EXERCISE GOAL –
Please reproduce all of the listing below exactly and drop its images.

PROVIDED RECORDS –
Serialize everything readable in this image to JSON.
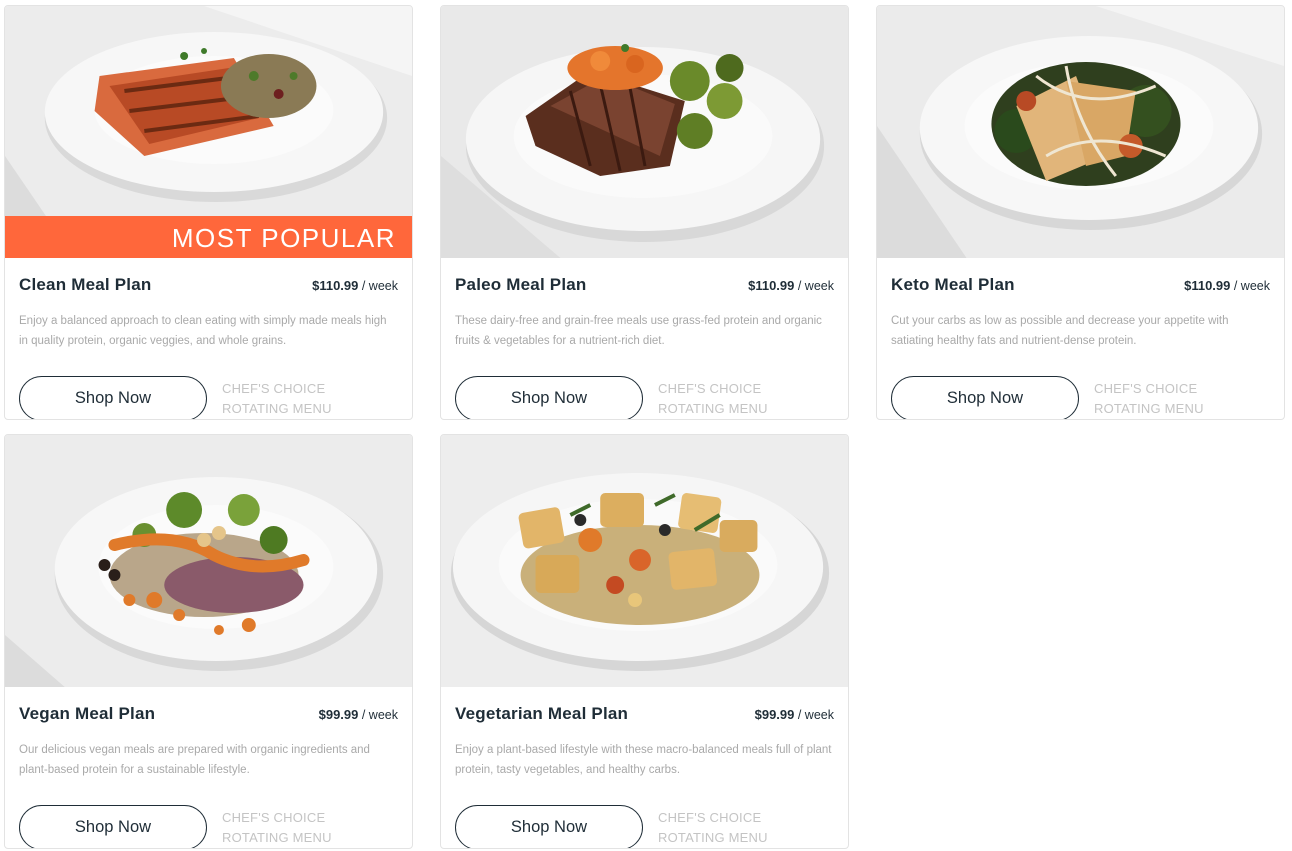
{
  "plans": [
    {
      "title": "Clean Meal Plan",
      "price": "$110.99",
      "period": "/ week",
      "description": "Enjoy a balanced approach to clean eating with simply made meals high in quality protein, organic veggies, and whole grains.",
      "button": "Shop Now",
      "note": "CHEF'S CHOICE ROTATING MENU",
      "badge": "MOST POPULAR"
    },
    {
      "title": "Paleo Meal Plan",
      "price": "$110.99",
      "period": "/ week",
      "description": "These dairy-free and grain-free meals use grass-fed protein and organic fruits & vegetables for a nutrient-rich diet.",
      "button": "Shop Now",
      "note": "CHEF'S CHOICE ROTATING MENU"
    },
    {
      "title": "Keto Meal Plan",
      "price": "$110.99",
      "period": "/ week",
      "description": "Cut your carbs as low as possible and decrease your appetite with satiating healthy fats and nutrient-dense protein.",
      "button": "Shop Now",
      "note": "CHEF'S CHOICE ROTATING MENU"
    },
    {
      "title": "Vegan Meal Plan",
      "price": "$99.99",
      "period": "/ week",
      "description": "Our delicious vegan meals are prepared with organic ingredients and plant-based protein for a sustainable lifestyle.",
      "button": "Shop Now",
      "note": "CHEF'S CHOICE ROTATING MENU"
    },
    {
      "title": "Vegetarian Meal Plan",
      "price": "$99.99",
      "period": "/ week",
      "description": "Enjoy a plant-based lifestyle with these macro-balanced meals full of plant protein, tasty vegetables, and healthy carbs.",
      "button": "Shop Now",
      "note": "CHEF'S CHOICE ROTATING MENU"
    }
  ],
  "colors": {
    "badge": "#ff673b",
    "text": "#1f2d37",
    "muted": "#a9a9a9"
  }
}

RESPONSE TO THIS EXERCISE –
Serialize everything readable in this image to JSON.
{
  "plans": [
    {
      "title": "Clean Meal Plan",
      "price": "$110.99",
      "period": "/ week",
      "description": "Enjoy a balanced approach to clean eating with simply made meals high in quality protein, organic veggies, and whole grains.",
      "button": "Shop Now",
      "note": "CHEF'S CHOICE ROTATING MENU",
      "badge": "MOST POPULAR"
    },
    {
      "title": "Paleo Meal Plan",
      "price": "$110.99",
      "period": "/ week",
      "description": "These dairy-free and grain-free meals use grass-fed protein and organic fruits & vegetables for a nutrient-rich diet.",
      "button": "Shop Now",
      "note": "CHEF'S CHOICE ROTATING MENU"
    },
    {
      "title": "Keto Meal Plan",
      "price": "$110.99",
      "period": "/ week",
      "description": "Cut your carbs as low as possible and decrease your appetite with satiating healthy fats and nutrient-dense protein.",
      "button": "Shop Now",
      "note": "CHEF'S CHOICE ROTATING MENU"
    },
    {
      "title": "Vegan Meal Plan",
      "price": "$99.99",
      "period": "/ week",
      "description": "Our delicious vegan meals are prepared with organic ingredients and plant-based protein for a sustainable lifestyle.",
      "button": "Shop Now",
      "note": "CHEF'S CHOICE ROTATING MENU"
    },
    {
      "title": "Vegetarian Meal Plan",
      "price": "$99.99",
      "period": "/ week",
      "description": "Enjoy a plant-based lifestyle with these macro-balanced meals full of plant protein, tasty vegetables, and healthy carbs.",
      "button": "Shop Now",
      "note": "CHEF'S CHOICE ROTATING MENU"
    }
  ],
  "colors": {
    "badge": "#ff673b",
    "text": "#1f2d37",
    "muted": "#a9a9a9"
  }
}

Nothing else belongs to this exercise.